** Start of Dataset extract **

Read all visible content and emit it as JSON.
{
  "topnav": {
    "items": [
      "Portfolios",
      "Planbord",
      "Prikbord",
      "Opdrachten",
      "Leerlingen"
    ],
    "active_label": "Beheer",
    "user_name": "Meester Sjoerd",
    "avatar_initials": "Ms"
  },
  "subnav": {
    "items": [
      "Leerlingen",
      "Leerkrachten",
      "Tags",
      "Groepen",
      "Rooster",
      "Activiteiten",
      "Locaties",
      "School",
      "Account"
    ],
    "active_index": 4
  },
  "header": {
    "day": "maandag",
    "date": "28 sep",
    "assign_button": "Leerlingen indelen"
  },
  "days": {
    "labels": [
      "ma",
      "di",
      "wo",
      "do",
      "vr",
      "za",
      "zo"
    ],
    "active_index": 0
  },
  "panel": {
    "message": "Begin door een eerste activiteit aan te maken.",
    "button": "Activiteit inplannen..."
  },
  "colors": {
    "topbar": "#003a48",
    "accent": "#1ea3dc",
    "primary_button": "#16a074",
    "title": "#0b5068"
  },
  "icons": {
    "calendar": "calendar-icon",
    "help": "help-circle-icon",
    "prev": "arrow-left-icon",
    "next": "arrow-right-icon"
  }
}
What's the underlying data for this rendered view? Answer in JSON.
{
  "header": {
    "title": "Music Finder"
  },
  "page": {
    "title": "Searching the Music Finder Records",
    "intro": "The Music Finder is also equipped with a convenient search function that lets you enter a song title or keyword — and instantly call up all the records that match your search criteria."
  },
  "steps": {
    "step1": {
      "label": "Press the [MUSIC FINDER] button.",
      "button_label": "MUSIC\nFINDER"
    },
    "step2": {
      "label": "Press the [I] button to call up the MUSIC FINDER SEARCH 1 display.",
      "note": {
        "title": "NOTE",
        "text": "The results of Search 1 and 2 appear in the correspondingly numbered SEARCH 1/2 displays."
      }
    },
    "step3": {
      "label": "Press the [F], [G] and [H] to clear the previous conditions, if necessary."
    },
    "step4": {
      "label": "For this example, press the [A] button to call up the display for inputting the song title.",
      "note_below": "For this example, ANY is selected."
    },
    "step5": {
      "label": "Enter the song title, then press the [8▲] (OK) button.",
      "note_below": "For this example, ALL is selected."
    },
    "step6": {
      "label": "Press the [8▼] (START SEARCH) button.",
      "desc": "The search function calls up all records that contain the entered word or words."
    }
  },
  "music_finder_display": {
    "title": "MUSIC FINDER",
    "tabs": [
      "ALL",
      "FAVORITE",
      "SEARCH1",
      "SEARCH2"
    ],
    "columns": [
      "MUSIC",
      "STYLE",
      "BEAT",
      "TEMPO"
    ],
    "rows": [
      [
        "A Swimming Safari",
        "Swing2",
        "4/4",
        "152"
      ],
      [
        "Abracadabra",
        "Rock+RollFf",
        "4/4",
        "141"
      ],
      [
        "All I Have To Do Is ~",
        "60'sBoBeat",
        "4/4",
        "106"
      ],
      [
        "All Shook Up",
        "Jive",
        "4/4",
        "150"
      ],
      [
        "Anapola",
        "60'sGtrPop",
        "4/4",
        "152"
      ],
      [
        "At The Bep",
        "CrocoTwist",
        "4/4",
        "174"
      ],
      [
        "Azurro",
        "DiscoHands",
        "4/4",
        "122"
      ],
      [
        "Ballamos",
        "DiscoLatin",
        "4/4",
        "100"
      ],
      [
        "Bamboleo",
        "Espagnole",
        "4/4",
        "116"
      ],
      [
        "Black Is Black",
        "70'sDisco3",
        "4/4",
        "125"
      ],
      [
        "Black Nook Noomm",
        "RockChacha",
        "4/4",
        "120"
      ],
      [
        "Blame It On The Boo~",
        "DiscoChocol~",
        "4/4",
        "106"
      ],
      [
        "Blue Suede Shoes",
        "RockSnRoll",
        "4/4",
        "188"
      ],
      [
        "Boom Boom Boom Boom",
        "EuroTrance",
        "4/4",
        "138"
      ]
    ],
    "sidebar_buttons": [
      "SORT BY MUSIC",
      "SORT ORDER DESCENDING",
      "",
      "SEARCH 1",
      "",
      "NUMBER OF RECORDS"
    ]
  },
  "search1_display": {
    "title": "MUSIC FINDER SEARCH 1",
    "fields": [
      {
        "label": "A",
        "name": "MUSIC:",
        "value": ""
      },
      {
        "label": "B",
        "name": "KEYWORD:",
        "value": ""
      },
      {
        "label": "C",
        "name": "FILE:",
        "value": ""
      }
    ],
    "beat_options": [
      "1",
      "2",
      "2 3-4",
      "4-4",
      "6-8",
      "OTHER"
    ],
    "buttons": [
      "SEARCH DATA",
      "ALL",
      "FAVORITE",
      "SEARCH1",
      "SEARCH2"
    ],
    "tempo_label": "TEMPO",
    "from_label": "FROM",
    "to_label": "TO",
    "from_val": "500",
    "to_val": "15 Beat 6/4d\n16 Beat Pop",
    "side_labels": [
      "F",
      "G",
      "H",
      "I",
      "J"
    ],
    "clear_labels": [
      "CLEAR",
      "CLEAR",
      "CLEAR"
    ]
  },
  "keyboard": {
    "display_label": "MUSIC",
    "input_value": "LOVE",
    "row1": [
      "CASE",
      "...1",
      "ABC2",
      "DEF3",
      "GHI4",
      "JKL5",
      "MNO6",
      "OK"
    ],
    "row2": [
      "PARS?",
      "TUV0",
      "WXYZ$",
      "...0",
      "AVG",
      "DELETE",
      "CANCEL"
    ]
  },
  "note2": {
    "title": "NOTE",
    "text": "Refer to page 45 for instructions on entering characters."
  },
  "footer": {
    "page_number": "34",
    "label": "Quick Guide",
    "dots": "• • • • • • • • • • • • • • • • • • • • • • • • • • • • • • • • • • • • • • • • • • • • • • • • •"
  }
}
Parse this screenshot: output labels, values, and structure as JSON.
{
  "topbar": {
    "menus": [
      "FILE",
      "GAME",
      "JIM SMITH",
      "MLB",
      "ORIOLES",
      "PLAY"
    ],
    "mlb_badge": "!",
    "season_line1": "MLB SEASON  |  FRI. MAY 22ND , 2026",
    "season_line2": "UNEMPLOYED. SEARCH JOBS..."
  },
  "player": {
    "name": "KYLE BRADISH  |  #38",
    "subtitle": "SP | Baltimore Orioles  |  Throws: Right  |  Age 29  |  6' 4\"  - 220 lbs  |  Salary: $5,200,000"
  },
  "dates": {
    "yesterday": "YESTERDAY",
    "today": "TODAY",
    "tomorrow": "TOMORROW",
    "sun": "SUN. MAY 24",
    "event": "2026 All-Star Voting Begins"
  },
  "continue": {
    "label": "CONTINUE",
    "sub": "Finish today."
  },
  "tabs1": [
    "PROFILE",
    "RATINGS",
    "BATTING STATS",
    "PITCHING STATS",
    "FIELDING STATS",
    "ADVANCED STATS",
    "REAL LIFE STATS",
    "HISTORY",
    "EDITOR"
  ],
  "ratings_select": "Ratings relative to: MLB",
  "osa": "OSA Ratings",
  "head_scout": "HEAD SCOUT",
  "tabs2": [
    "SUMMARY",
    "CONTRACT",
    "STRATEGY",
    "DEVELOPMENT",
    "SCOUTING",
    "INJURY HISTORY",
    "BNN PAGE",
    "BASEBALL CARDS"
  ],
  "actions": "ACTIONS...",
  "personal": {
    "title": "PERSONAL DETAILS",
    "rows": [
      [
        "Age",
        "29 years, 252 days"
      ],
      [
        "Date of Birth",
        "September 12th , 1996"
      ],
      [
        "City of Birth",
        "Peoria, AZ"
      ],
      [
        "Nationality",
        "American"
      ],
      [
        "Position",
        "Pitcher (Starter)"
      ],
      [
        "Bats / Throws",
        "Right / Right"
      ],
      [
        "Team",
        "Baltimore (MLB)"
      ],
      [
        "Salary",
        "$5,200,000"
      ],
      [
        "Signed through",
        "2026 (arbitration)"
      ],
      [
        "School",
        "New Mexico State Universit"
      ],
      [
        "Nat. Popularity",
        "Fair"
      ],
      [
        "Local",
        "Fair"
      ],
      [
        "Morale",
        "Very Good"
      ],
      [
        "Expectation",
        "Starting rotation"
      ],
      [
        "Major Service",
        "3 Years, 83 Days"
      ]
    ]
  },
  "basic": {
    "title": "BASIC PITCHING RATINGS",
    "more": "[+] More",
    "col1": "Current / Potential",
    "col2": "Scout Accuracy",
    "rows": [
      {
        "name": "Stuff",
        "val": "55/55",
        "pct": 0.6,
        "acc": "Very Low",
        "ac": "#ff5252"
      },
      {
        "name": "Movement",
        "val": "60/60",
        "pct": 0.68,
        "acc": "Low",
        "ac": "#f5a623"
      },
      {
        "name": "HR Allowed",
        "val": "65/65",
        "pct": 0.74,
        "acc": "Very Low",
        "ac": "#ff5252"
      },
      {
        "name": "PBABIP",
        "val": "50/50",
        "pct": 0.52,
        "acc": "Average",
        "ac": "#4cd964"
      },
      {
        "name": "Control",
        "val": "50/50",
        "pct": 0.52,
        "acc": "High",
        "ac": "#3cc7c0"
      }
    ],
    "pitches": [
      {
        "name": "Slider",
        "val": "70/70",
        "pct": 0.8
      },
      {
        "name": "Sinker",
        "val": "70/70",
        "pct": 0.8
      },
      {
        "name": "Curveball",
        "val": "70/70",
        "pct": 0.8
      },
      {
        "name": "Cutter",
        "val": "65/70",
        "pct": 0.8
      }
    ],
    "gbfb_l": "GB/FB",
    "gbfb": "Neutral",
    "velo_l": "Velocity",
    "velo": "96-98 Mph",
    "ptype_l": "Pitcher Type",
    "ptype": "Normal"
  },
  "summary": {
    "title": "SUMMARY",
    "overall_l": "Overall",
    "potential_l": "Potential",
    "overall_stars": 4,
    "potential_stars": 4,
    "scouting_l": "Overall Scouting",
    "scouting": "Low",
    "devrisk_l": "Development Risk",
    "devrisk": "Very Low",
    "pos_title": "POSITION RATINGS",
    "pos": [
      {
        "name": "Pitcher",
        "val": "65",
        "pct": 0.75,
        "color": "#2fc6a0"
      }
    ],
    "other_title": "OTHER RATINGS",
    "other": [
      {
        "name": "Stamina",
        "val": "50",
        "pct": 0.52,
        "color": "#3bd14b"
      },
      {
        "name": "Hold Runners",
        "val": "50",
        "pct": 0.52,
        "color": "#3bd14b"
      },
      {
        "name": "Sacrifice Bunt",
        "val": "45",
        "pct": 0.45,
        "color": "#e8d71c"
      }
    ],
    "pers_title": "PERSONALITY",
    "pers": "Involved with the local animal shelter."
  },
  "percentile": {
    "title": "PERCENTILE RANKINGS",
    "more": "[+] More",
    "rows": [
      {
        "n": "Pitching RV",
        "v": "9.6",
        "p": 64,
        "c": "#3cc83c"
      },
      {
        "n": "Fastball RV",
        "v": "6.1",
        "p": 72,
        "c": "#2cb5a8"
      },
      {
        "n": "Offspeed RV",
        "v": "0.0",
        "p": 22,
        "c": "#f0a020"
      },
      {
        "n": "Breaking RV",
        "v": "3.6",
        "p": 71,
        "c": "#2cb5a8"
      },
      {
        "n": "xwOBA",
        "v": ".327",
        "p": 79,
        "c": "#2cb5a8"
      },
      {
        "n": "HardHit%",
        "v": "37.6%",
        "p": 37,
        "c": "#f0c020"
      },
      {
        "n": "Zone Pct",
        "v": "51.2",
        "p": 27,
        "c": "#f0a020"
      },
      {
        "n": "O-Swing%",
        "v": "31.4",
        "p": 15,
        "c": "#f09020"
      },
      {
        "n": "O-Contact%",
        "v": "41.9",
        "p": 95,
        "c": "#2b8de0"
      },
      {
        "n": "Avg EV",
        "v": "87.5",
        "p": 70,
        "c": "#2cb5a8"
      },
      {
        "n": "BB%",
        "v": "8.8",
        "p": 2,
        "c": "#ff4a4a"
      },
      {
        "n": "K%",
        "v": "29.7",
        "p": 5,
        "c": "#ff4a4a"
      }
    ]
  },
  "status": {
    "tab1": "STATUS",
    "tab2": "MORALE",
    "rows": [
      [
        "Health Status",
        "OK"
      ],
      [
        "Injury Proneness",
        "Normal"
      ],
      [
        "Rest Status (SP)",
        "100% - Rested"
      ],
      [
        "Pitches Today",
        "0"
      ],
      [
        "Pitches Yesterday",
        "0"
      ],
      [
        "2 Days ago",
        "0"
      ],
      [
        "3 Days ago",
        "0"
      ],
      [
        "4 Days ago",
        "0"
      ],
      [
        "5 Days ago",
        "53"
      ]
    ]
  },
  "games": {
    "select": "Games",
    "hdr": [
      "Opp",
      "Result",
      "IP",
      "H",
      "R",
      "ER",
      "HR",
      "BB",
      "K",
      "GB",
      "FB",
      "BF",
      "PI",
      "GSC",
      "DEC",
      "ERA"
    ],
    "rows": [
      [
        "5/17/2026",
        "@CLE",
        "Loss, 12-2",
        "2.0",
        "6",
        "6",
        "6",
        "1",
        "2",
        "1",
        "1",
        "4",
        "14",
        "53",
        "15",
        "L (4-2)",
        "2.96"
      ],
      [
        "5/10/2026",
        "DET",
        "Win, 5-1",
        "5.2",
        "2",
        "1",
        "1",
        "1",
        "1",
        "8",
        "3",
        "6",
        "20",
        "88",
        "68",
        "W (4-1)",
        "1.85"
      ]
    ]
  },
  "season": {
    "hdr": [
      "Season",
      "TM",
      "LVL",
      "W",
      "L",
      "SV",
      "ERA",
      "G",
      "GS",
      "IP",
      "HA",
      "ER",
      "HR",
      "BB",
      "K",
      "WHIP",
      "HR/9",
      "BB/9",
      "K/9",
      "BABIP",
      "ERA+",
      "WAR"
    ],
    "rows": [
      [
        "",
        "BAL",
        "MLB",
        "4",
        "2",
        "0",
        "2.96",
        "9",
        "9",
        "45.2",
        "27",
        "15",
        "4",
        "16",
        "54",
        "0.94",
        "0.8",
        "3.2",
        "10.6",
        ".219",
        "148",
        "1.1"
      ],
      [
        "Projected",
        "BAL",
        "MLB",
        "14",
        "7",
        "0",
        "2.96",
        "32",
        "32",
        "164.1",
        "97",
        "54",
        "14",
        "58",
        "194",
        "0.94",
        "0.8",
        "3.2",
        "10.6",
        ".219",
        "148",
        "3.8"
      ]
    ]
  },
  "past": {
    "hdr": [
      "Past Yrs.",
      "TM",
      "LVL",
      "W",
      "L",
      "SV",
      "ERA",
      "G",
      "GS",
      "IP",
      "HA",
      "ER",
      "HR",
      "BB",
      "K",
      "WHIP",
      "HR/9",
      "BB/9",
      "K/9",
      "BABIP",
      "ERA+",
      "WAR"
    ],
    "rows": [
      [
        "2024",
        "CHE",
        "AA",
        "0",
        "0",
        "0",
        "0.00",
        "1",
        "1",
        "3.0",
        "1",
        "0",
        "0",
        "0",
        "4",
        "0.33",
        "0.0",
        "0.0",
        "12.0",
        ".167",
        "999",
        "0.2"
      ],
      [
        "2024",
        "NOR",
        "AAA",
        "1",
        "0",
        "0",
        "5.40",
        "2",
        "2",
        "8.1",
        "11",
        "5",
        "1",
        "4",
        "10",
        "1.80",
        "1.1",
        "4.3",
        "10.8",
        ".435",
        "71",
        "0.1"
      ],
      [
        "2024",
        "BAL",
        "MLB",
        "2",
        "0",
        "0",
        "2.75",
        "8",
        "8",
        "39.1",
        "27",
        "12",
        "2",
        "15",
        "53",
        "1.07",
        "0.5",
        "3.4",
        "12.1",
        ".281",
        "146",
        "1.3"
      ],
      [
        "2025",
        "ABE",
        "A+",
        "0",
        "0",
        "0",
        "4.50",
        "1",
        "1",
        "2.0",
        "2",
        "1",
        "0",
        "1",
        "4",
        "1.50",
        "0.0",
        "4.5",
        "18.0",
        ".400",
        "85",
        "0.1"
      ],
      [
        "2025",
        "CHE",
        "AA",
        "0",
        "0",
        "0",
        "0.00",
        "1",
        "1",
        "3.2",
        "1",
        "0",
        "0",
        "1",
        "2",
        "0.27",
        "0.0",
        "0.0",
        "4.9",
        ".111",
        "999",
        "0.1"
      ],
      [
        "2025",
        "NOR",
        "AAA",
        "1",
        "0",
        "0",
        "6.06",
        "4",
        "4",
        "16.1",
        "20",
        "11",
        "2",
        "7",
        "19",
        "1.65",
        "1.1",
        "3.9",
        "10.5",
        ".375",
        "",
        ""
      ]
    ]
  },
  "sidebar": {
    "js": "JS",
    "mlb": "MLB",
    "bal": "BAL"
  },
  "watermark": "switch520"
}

** End of Dataset extract **

> **Aim of the exercise**: Say, as a single number and nothing more, how many lines of the entries contain the word "Salary".

> **Solution to this task**: 2